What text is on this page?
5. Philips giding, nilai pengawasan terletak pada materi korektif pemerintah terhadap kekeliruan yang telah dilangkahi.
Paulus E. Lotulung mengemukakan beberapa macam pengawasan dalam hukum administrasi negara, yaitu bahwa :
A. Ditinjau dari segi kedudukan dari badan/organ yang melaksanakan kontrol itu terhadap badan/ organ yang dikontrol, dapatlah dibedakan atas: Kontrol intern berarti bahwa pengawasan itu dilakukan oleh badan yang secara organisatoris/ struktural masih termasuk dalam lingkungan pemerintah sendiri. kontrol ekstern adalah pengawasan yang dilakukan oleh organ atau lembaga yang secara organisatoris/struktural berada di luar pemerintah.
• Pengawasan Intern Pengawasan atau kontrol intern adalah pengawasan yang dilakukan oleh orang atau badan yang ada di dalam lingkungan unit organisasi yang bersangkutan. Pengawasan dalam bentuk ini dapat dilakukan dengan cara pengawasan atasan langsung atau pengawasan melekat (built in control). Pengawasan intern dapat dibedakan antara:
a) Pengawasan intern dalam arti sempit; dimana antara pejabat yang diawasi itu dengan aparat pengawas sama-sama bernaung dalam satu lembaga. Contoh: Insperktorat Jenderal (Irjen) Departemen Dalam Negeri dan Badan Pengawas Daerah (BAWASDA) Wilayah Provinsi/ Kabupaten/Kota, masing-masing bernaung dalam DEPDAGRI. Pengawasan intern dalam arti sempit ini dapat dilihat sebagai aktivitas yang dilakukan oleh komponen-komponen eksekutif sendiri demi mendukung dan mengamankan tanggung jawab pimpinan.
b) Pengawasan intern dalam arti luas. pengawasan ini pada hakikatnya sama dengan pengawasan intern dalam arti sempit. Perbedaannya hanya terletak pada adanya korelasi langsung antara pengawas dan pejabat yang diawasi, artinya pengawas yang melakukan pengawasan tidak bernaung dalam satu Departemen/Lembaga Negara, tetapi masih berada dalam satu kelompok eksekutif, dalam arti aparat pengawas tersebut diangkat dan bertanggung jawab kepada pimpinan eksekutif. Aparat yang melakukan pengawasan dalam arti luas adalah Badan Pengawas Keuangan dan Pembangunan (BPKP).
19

* Written instruction
Extract every line of the records above that contains the word "pemerintah".

* Result for this task
5. Philips giding, nilai pengawasan terletak pada materi korektif pemerintah terhadap kekeliruan yang telah dilangkahi.
A. Ditinjau dari segi kedudukan dari badan/organ yang melaksanakan kontrol itu terhadap badan/ organ yang dikontrol, dapatlah dibedakan atas: Kontrol intern berarti bahwa pengawasan itu dilakukan oleh badan yang secara organisatoris/ struktural masih termasuk dalam lingkungan pemerintah sendiri. kontrol ekstern adalah pengawasan yang dilakukan oleh organ atau lembaga yang secara organisatoris/struktural berada di luar pemerintah.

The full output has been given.